Data supplied →
------------------------------------------------------------------------

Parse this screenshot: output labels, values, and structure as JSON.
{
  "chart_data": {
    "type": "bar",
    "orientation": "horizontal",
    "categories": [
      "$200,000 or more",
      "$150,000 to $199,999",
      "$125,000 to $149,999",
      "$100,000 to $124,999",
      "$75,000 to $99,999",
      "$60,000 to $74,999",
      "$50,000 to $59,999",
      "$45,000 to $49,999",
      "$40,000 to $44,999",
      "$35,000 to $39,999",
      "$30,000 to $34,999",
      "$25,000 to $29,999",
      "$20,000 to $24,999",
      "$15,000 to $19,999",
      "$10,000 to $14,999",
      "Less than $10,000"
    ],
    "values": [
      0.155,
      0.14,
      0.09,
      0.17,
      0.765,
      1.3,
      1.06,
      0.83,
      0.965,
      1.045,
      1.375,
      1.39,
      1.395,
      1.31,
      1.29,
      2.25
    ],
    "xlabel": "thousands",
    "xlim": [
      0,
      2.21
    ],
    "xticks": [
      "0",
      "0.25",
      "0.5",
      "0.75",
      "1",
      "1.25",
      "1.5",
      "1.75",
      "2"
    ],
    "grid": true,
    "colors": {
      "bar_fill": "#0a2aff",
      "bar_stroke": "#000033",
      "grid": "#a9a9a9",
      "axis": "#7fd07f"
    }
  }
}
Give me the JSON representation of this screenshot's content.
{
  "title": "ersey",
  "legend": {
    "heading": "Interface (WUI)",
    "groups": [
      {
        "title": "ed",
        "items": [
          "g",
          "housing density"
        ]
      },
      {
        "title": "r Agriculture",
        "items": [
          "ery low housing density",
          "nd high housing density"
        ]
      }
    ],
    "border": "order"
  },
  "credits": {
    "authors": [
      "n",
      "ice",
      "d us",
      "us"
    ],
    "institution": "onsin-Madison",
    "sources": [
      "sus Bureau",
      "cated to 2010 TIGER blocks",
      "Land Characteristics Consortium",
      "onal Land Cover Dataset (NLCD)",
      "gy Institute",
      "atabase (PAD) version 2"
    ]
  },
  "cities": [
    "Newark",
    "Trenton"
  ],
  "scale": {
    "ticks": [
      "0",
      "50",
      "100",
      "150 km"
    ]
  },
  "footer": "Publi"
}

------------------------------------------------------------------------

Set problem →
Show every line from the listing above in which the string "title" appears.

Task output →
  "title": "ersey",
        "title": "ed",
        "title": "r Agriculture",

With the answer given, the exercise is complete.